::: MATERIAL FOR THIS EXERCISE :::
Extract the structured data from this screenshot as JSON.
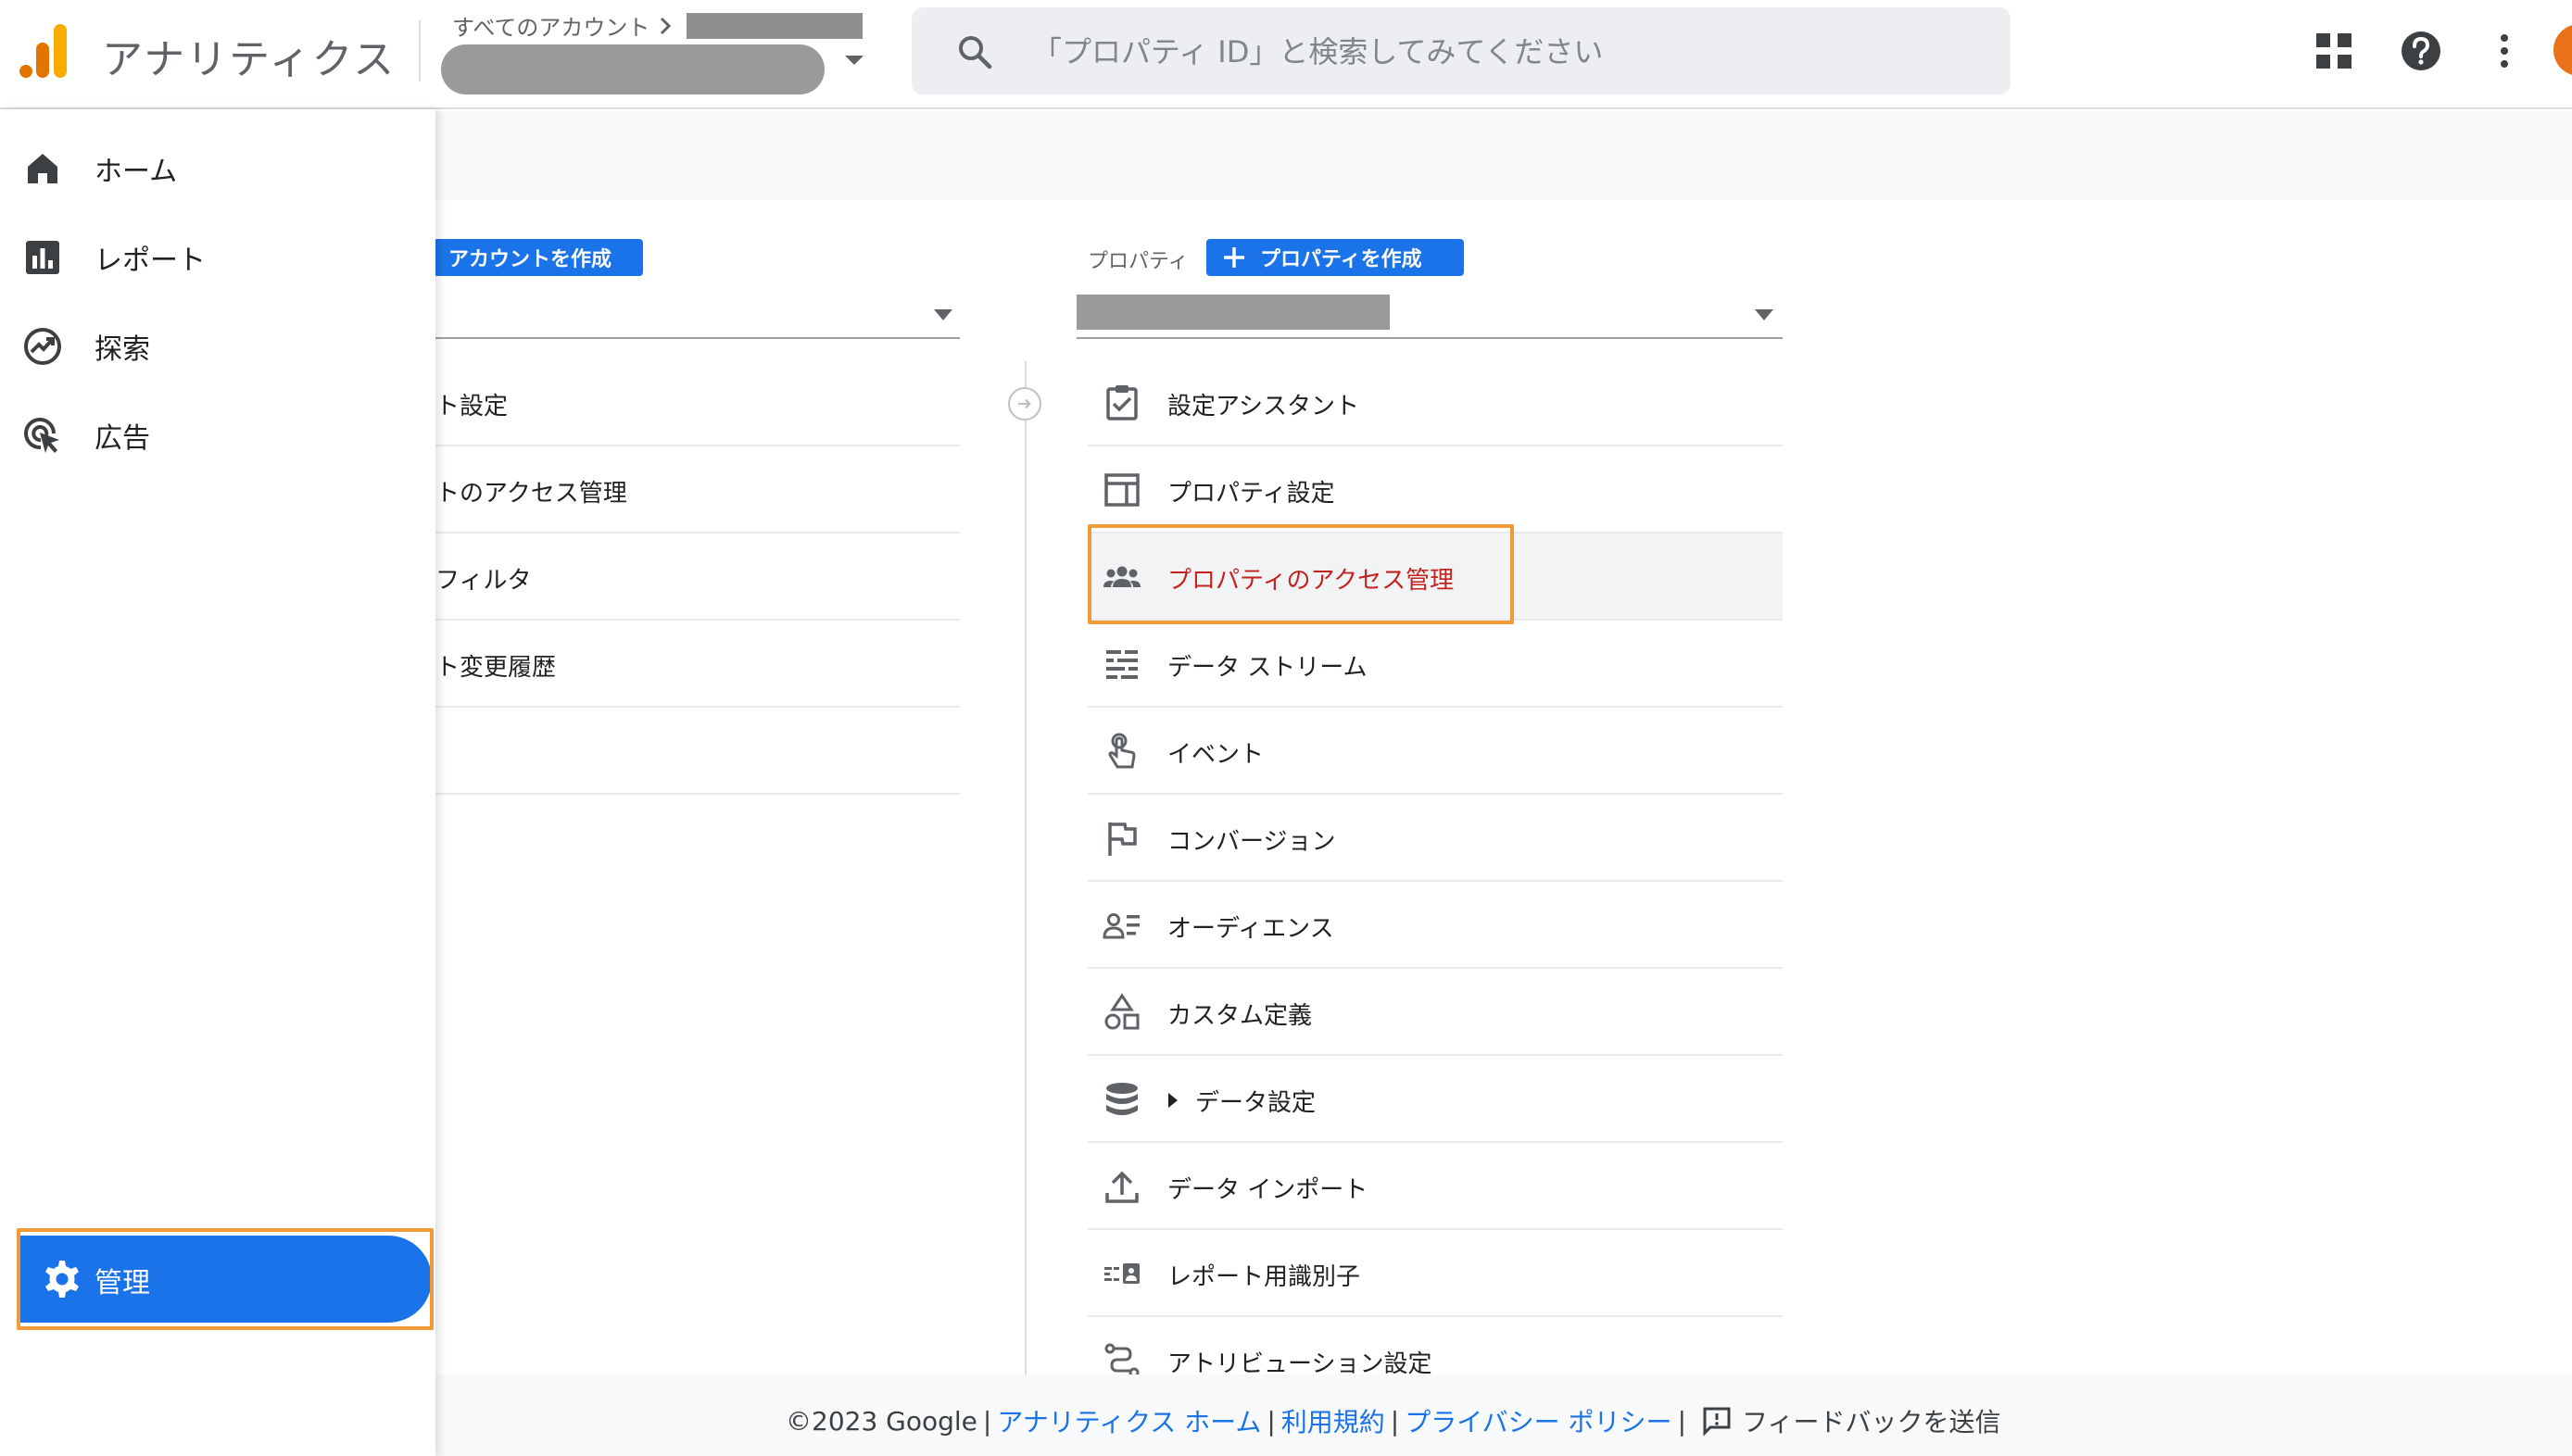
{
  "header": {
    "app_title": "アナリティクス",
    "breadcrumb_all_accounts": "すべてのアカウント",
    "search_placeholder": "「プロパティ ID」と検索してみてください"
  },
  "sidenav": {
    "items": [
      {
        "label": "ホーム",
        "icon": "home-icon"
      },
      {
        "label": "レポート",
        "icon": "bar-chart-icon"
      },
      {
        "label": "探索",
        "icon": "explore-icon"
      },
      {
        "label": "広告",
        "icon": "ads-cursor-icon"
      }
    ],
    "admin_label": "管理"
  },
  "account_column": {
    "create_button": "アカウントを作成",
    "items": [
      "ト設定",
      "トのアクセス管理",
      "フィルタ",
      "ト変更履歴"
    ]
  },
  "property_column": {
    "label": "プロパティ",
    "create_button": "プロパティを作成",
    "items": [
      {
        "label": "設定アシスタント",
        "icon": "clipboard-check-icon"
      },
      {
        "label": "プロパティ設定",
        "icon": "layout-icon"
      },
      {
        "label": "プロパティのアクセス管理",
        "icon": "people-icon",
        "active": true
      },
      {
        "label": "データ ストリーム",
        "icon": "data-stream-icon"
      },
      {
        "label": "イベント",
        "icon": "touch-icon"
      },
      {
        "label": "コンバージョン",
        "icon": "flag-icon"
      },
      {
        "label": "オーディエンス",
        "icon": "audience-icon"
      },
      {
        "label": "カスタム定義",
        "icon": "shapes-icon"
      },
      {
        "label": "データ設定",
        "icon": "database-icon"
      },
      {
        "label": "データ インポート",
        "icon": "upload-icon"
      },
      {
        "label": "レポート用識別子",
        "icon": "identifier-icon"
      },
      {
        "label": "アトリビューション設定",
        "icon": "attribution-icon"
      }
    ]
  },
  "footer": {
    "copyright": "©2023 Google",
    "link_home": "アナリティクス ホーム",
    "link_terms": "利用規約",
    "link_privacy": "プライバシー ポリシー",
    "feedback": "フィードバックを送信",
    "separator": "|"
  },
  "colors": {
    "accent": "#1a73e8",
    "highlight_outline": "#f29a37",
    "active_text": "#c5221f"
  }
}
:::
WHAT YOU NEED TO DO -
Return every line of the records exactly as given, pictures excluded.

ANSWER TO THIS EXERCISE -
Extract the structured data from this screenshot as JSON.
{
  "header": {
    "app_title": "アナリティクス",
    "breadcrumb_all_accounts": "すべてのアカウント",
    "search_placeholder": "「プロパティ ID」と検索してみてください"
  },
  "sidenav": {
    "items": [
      {
        "label": "ホーム",
        "icon": "home-icon"
      },
      {
        "label": "レポート",
        "icon": "bar-chart-icon"
      },
      {
        "label": "探索",
        "icon": "explore-icon"
      },
      {
        "label": "広告",
        "icon": "ads-cursor-icon"
      }
    ],
    "admin_label": "管理"
  },
  "account_column": {
    "create_button": "アカウントを作成",
    "items": [
      "ト設定",
      "トのアクセス管理",
      "フィルタ",
      "ト変更履歴"
    ]
  },
  "property_column": {
    "label": "プロパティ",
    "create_button": "プロパティを作成",
    "items": [
      {
        "label": "設定アシスタント",
        "icon": "clipboard-check-icon"
      },
      {
        "label": "プロパティ設定",
        "icon": "layout-icon"
      },
      {
        "label": "プロパティのアクセス管理",
        "icon": "people-icon",
        "active": true
      },
      {
        "label": "データ ストリーム",
        "icon": "data-stream-icon"
      },
      {
        "label": "イベント",
        "icon": "touch-icon"
      },
      {
        "label": "コンバージョン",
        "icon": "flag-icon"
      },
      {
        "label": "オーディエンス",
        "icon": "audience-icon"
      },
      {
        "label": "カスタム定義",
        "icon": "shapes-icon"
      },
      {
        "label": "データ設定",
        "icon": "database-icon"
      },
      {
        "label": "データ インポート",
        "icon": "upload-icon"
      },
      {
        "label": "レポート用識別子",
        "icon": "identifier-icon"
      },
      {
        "label": "アトリビューション設定",
        "icon": "attribution-icon"
      }
    ]
  },
  "footer": {
    "copyright": "©2023 Google",
    "link_home": "アナリティクス ホーム",
    "link_terms": "利用規約",
    "link_privacy": "プライバシー ポリシー",
    "feedback": "フィードバックを送信",
    "separator": "|"
  },
  "colors": {
    "accent": "#1a73e8",
    "highlight_outline": "#f29a37",
    "active_text": "#c5221f"
  }
}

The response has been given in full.